▶ [Objective]:
From the entries below, please gather each line containing the string "selected".

Data items:
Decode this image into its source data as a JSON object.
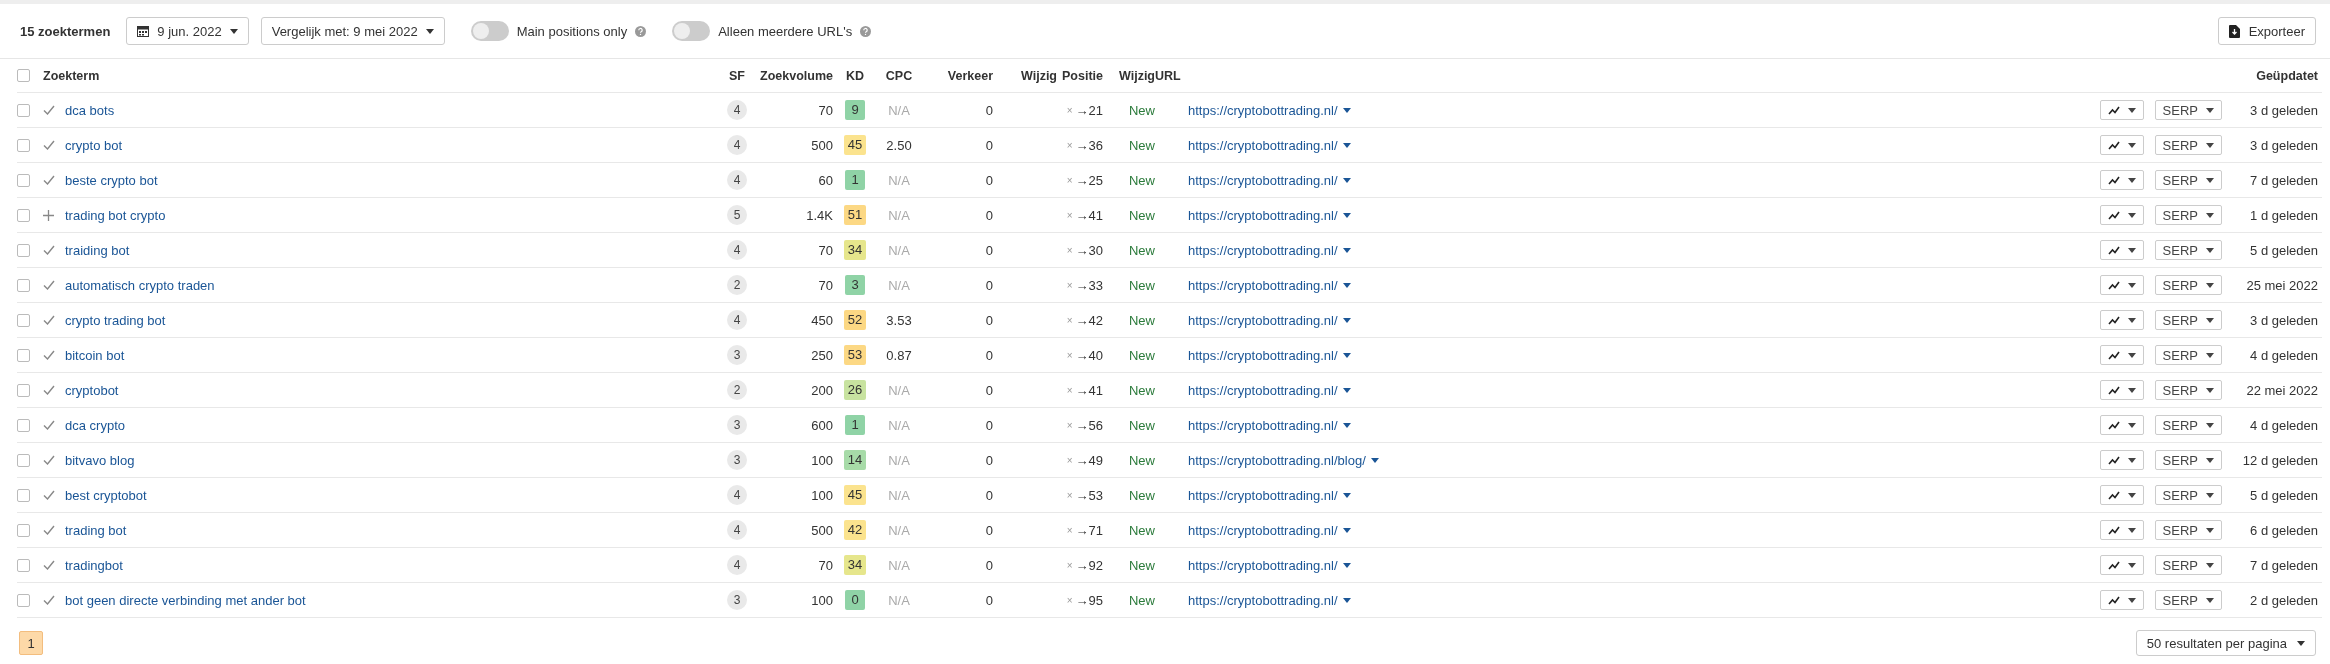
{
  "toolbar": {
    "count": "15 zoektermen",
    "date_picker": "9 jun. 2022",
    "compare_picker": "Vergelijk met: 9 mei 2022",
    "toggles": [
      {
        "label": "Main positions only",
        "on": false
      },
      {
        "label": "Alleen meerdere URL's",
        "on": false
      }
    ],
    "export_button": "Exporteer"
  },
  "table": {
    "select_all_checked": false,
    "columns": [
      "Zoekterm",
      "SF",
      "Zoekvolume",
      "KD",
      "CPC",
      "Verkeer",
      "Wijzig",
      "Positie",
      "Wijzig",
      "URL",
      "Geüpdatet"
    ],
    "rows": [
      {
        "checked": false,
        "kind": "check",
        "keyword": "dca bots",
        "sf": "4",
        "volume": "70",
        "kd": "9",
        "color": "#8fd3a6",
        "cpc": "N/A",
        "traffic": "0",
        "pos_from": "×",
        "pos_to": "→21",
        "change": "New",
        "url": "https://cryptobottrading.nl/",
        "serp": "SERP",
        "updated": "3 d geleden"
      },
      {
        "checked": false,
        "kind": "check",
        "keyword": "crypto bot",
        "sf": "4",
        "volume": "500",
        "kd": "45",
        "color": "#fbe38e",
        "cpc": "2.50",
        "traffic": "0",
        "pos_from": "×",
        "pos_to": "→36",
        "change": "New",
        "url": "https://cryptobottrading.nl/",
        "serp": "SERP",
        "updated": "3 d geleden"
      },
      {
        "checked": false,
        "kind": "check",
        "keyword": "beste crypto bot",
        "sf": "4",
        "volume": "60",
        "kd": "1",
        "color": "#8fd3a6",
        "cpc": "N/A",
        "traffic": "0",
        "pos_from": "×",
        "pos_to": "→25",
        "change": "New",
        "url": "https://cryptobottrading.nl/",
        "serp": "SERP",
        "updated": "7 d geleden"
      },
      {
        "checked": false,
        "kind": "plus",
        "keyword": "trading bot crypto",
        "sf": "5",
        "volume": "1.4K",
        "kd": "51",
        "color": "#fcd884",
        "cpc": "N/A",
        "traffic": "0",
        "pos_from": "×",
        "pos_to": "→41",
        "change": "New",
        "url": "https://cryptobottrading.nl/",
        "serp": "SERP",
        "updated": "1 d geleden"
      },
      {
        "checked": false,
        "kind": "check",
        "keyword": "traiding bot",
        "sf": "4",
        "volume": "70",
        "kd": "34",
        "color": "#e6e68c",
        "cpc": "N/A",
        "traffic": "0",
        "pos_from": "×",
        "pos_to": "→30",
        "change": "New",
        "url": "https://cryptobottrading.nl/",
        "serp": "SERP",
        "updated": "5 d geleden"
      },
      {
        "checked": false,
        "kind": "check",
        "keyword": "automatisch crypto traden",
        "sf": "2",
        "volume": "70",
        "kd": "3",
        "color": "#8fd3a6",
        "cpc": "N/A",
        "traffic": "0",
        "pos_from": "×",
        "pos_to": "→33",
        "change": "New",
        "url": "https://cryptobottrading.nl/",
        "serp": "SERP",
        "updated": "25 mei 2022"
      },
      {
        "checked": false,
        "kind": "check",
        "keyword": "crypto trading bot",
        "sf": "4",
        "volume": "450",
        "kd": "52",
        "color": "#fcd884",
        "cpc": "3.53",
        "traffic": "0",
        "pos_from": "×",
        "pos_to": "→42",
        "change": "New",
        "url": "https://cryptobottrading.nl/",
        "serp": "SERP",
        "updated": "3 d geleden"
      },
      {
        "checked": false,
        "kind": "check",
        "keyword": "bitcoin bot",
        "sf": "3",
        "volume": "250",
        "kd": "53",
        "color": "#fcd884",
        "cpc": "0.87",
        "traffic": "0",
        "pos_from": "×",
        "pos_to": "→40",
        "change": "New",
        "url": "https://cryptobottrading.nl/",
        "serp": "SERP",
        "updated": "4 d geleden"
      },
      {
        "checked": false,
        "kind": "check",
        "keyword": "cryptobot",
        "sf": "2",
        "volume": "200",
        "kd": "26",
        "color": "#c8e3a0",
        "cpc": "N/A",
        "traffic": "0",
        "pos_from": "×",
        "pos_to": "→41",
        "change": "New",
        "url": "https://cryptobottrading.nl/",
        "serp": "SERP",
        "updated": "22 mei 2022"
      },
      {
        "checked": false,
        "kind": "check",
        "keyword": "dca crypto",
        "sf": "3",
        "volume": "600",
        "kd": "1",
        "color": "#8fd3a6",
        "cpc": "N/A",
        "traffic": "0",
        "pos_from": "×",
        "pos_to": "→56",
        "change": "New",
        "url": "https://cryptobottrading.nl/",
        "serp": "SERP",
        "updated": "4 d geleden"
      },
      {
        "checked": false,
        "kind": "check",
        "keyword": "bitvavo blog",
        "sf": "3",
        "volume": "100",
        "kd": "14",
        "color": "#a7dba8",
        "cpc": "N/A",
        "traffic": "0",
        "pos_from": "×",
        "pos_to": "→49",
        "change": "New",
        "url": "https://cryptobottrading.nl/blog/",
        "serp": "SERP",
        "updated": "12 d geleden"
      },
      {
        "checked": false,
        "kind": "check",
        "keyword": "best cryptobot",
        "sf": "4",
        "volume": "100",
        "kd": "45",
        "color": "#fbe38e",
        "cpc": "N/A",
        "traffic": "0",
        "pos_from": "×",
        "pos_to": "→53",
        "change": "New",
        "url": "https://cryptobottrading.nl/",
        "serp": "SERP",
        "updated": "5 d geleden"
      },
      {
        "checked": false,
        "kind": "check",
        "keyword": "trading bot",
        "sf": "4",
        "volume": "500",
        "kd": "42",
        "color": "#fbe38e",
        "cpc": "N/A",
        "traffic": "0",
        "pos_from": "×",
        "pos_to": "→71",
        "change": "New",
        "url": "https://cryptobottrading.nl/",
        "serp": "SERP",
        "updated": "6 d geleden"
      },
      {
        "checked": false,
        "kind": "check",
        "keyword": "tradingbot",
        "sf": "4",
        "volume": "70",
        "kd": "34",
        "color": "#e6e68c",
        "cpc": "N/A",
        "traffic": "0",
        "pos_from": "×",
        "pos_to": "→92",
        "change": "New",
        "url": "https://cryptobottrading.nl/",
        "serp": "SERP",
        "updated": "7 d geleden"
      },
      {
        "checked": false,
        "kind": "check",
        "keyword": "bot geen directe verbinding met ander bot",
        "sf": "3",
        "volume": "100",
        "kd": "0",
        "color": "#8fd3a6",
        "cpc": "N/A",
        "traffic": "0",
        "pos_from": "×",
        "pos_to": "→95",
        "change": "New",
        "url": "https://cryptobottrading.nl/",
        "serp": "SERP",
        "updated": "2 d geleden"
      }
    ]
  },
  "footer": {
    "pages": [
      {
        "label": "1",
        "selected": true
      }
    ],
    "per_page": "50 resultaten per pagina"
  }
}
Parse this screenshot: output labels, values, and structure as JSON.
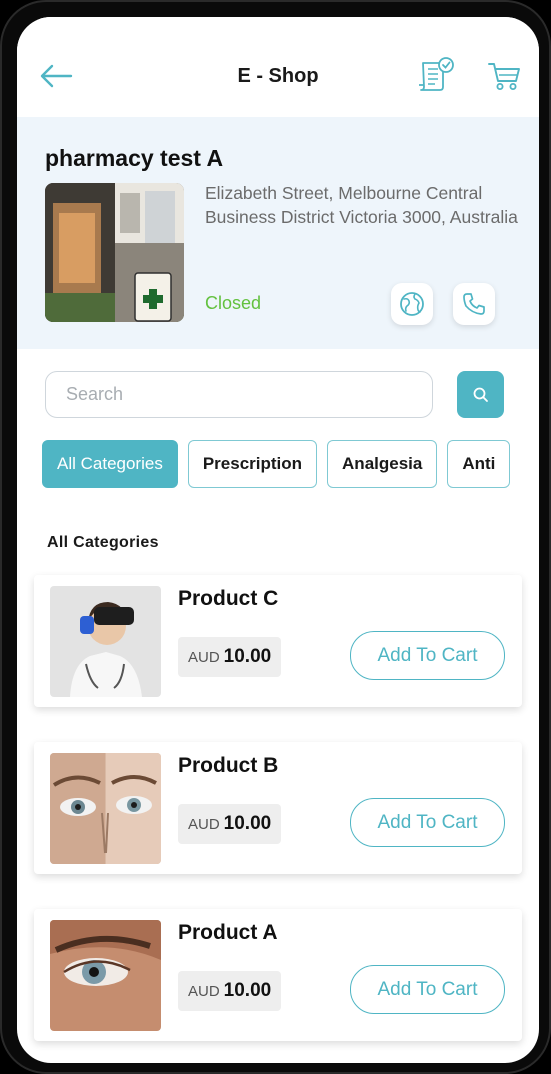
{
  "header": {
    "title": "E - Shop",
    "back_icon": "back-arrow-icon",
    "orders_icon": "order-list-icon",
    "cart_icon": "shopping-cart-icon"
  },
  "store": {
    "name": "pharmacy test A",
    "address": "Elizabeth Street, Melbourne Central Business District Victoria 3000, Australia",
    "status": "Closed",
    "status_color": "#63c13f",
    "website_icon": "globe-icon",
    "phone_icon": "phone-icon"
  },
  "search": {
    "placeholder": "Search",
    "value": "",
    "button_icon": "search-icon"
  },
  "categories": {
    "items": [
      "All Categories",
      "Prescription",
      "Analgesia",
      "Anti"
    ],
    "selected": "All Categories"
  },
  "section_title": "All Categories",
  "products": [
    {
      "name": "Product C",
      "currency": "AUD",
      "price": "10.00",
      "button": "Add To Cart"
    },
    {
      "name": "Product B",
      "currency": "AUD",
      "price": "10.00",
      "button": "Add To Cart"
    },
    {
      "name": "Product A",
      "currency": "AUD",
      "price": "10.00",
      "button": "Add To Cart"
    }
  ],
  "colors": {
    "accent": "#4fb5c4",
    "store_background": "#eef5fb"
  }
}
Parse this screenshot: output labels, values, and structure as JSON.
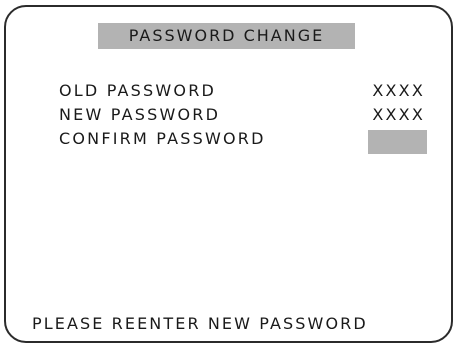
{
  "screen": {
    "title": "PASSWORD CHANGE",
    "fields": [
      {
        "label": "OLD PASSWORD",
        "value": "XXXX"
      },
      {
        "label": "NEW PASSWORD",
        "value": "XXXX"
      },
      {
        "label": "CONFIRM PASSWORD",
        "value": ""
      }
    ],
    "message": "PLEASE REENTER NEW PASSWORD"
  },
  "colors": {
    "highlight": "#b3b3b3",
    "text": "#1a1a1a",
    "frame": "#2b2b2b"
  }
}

▶ [Solution]:
        "selected": true
    "selected": "All Categories"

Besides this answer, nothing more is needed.